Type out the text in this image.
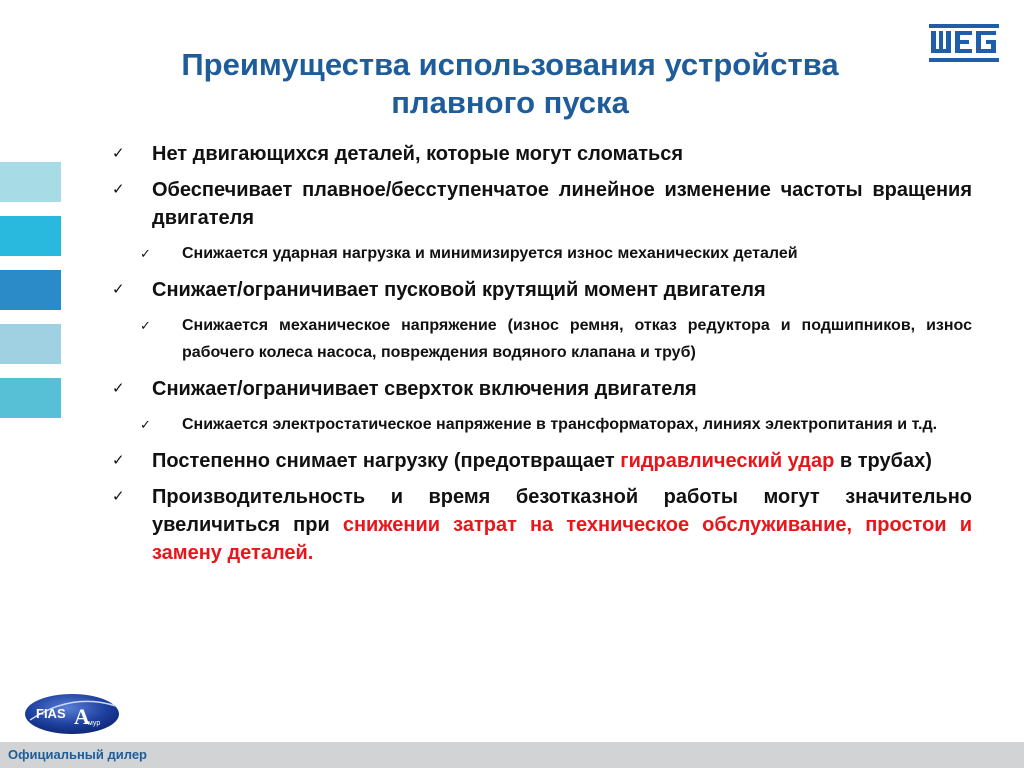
Преимущества использования устройства
плавного пуска
✓ Нет двигающихся деталей, которые могут сломаться
✓ Обеспечивает плавное/бесступенчатое линейное изменение частоты вращения двигателя
✓ Снижается ударная нагрузка и минимизируется износ механических деталей
✓ Снижает/ограничивает пусковой крутящий момент двигателя
✓ Снижается механическое напряжение (износ ремня, отказ редуктора и подшипников, износ рабочего колеса насоса, повреждения водяного клапана и труб)
✓ Снижает/ограничивает сверхток включения двигателя
✓ Снижается электростатическое напряжение в трансформаторах, линиях электропитания и т.д.
✓ Постепенно снимает нагрузку (предотвращает гидравлический удар в трубах)
✓ Производительность и время безотказной работы могут значительно увеличиться при снижении затрат на техническое обслуживание, простои и замену деталей.
FIAS A
мур
Официальный дилер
=====
GOAL OF THE EXERCISE:
Select every line in the material above where the string "ограничивает" occurs, and copy it.

FINAL RESULT:
✓ Снижает/ограничивает пусковой крутящий момент двигателя
✓ Снижает/ограничивает сверхток включения двигателя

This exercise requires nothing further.